Begin Dataset records

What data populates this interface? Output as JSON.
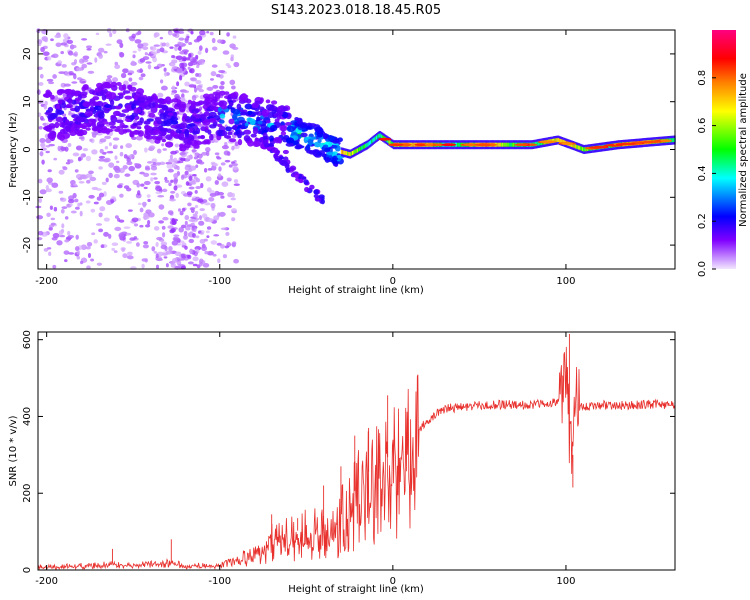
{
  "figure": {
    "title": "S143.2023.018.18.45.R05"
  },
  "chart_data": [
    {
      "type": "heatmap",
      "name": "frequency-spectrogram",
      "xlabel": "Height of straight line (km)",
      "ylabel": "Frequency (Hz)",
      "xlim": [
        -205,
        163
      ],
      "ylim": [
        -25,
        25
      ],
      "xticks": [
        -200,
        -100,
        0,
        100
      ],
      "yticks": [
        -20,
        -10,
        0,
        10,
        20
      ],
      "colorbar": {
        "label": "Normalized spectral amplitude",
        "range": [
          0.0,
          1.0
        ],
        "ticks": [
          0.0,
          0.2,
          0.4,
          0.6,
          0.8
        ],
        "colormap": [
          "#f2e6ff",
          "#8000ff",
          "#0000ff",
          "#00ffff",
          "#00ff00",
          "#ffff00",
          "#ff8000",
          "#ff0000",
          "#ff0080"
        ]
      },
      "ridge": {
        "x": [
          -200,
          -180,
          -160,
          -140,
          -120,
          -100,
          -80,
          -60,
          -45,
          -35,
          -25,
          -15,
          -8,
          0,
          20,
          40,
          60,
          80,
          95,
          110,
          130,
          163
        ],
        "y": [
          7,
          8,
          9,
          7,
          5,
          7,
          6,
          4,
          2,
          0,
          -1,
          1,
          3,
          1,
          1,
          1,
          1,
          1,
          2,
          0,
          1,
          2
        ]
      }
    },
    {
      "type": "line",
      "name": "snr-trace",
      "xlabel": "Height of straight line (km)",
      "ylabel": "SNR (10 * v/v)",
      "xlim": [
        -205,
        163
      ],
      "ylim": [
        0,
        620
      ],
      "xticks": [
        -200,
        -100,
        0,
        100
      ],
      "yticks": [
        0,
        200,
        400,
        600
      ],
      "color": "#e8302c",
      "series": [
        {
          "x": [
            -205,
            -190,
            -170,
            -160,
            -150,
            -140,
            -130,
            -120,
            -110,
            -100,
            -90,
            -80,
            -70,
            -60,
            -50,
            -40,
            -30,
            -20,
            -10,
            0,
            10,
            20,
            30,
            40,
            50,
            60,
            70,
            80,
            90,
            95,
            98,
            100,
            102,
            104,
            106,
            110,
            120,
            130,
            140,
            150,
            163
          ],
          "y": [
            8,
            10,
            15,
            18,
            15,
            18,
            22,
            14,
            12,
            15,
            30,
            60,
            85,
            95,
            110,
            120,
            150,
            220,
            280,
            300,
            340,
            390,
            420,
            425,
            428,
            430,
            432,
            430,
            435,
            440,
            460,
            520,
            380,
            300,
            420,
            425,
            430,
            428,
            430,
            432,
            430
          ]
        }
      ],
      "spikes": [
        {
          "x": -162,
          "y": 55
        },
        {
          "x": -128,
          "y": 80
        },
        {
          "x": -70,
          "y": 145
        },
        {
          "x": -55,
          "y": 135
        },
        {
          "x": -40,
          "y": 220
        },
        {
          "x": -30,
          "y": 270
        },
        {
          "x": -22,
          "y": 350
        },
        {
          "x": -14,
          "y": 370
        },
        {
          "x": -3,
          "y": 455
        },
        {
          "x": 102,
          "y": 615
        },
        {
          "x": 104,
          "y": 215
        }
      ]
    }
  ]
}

End Dataset records
Begin Dataset records

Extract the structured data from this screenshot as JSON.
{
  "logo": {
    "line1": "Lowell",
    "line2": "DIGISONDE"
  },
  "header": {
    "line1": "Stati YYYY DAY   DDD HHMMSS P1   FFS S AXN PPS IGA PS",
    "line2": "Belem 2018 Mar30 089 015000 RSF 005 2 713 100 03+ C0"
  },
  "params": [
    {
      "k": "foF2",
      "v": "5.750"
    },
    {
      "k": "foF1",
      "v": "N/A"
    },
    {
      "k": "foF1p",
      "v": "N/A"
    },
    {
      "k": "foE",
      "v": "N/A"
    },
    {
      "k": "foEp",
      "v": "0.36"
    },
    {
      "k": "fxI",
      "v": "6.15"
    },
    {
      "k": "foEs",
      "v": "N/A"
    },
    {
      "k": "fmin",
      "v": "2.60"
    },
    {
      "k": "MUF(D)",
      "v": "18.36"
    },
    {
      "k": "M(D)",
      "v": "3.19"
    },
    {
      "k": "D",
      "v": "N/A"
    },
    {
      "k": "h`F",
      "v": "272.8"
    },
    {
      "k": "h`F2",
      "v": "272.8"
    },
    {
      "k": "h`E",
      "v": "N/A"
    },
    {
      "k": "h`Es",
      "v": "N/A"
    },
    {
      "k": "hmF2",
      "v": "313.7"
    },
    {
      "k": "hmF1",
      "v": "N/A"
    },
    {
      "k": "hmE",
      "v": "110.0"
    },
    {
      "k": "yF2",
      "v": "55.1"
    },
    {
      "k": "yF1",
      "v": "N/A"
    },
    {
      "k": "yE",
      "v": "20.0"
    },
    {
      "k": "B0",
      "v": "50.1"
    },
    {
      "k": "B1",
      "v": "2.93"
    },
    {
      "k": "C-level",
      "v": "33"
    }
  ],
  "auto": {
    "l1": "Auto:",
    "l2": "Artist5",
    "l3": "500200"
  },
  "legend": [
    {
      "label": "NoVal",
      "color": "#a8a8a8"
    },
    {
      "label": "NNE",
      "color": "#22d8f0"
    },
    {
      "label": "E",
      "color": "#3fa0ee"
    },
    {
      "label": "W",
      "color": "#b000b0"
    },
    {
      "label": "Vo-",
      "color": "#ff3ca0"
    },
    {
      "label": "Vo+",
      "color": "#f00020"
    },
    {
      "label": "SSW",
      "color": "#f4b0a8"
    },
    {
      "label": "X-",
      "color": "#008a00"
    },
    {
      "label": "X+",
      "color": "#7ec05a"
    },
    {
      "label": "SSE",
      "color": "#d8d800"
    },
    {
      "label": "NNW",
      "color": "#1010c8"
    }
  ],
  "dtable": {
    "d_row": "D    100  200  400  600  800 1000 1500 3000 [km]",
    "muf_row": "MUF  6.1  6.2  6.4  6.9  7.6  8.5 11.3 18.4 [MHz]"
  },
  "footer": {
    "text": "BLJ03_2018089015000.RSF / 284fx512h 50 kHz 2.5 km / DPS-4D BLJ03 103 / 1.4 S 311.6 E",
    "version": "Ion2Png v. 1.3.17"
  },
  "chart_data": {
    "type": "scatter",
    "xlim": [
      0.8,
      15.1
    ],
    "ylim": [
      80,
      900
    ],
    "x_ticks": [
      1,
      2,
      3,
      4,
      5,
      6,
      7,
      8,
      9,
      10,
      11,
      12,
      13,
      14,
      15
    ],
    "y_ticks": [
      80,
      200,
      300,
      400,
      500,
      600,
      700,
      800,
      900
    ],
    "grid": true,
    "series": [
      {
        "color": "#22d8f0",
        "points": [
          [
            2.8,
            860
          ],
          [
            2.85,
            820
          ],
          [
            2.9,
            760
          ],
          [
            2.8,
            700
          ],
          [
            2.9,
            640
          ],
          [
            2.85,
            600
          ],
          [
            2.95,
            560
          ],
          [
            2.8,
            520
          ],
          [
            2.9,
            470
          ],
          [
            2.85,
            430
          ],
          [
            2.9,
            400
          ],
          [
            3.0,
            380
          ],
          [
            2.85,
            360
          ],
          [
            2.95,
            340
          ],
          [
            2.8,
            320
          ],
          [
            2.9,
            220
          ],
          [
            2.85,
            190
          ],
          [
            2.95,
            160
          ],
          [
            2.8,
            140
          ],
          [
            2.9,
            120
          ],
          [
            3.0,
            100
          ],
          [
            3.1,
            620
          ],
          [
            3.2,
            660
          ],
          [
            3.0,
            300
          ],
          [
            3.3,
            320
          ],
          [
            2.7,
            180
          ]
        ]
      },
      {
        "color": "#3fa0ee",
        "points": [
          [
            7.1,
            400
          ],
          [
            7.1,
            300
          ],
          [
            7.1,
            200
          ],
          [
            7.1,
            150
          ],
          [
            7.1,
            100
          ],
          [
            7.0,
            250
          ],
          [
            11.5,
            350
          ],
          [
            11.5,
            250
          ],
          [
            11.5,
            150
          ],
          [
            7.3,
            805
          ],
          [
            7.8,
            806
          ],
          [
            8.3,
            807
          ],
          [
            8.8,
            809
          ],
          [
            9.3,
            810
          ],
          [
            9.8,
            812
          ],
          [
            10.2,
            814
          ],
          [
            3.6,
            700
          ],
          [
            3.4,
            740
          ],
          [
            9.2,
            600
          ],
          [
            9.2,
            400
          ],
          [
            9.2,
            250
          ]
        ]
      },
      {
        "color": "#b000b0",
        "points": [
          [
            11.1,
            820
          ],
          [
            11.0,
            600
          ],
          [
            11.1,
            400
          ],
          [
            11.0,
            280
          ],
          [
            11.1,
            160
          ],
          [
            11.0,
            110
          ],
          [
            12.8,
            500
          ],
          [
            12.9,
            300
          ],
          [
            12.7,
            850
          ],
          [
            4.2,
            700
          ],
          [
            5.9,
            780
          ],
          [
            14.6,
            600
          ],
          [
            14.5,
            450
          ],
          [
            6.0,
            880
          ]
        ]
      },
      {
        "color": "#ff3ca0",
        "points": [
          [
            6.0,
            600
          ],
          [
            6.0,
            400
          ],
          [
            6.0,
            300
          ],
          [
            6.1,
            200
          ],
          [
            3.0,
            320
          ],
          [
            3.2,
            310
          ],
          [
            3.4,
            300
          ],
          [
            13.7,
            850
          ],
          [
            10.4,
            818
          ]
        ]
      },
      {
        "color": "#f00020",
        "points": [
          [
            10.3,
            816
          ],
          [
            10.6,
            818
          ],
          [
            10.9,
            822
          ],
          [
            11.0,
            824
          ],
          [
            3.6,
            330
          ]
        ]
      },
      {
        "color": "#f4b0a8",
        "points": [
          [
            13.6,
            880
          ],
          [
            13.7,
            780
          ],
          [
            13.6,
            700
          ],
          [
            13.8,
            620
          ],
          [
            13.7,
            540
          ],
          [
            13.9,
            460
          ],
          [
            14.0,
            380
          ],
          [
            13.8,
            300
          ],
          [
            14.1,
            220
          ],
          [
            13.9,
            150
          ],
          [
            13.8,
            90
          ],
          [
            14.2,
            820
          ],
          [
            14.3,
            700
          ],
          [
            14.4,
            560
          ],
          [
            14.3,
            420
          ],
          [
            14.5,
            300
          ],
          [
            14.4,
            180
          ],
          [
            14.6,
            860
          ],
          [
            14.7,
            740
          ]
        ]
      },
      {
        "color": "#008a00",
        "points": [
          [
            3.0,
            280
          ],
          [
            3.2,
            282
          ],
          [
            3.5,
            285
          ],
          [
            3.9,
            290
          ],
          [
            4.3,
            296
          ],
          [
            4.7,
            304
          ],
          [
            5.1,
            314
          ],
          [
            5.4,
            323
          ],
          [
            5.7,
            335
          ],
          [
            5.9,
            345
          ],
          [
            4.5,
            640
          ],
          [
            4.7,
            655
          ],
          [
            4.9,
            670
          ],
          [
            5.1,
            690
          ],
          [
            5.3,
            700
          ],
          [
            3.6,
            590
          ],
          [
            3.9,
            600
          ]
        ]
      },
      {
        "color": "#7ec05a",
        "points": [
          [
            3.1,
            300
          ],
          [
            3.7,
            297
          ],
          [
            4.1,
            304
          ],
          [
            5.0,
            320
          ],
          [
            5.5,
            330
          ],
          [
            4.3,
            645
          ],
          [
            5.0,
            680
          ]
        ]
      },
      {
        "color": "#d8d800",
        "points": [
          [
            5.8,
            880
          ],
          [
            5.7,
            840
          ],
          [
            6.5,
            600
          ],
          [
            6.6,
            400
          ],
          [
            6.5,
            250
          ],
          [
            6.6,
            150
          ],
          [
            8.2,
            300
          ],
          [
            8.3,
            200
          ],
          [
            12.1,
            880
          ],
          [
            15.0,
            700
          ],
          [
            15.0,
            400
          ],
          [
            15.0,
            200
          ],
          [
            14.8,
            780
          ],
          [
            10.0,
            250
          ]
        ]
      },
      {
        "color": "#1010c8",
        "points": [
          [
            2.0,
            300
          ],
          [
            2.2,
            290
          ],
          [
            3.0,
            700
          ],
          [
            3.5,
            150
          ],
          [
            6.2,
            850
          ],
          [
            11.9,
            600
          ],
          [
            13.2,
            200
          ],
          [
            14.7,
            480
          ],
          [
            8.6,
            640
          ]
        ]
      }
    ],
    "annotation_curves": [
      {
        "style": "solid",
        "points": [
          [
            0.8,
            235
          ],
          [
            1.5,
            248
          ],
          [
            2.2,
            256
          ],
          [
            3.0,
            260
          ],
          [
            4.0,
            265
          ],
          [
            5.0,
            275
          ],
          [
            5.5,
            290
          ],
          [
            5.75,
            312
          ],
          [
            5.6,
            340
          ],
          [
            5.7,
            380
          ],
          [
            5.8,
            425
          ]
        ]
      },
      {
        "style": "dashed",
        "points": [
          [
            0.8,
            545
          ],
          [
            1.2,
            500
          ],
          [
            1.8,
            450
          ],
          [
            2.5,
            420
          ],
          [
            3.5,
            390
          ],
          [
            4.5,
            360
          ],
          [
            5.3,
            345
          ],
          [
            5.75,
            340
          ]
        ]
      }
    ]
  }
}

End Dataset records

Required work
Pull every line containing the word "name" out of the entries above.

Solution for this exercise
      "name": "frequency-spectrogram",
      "name": "snr-trace",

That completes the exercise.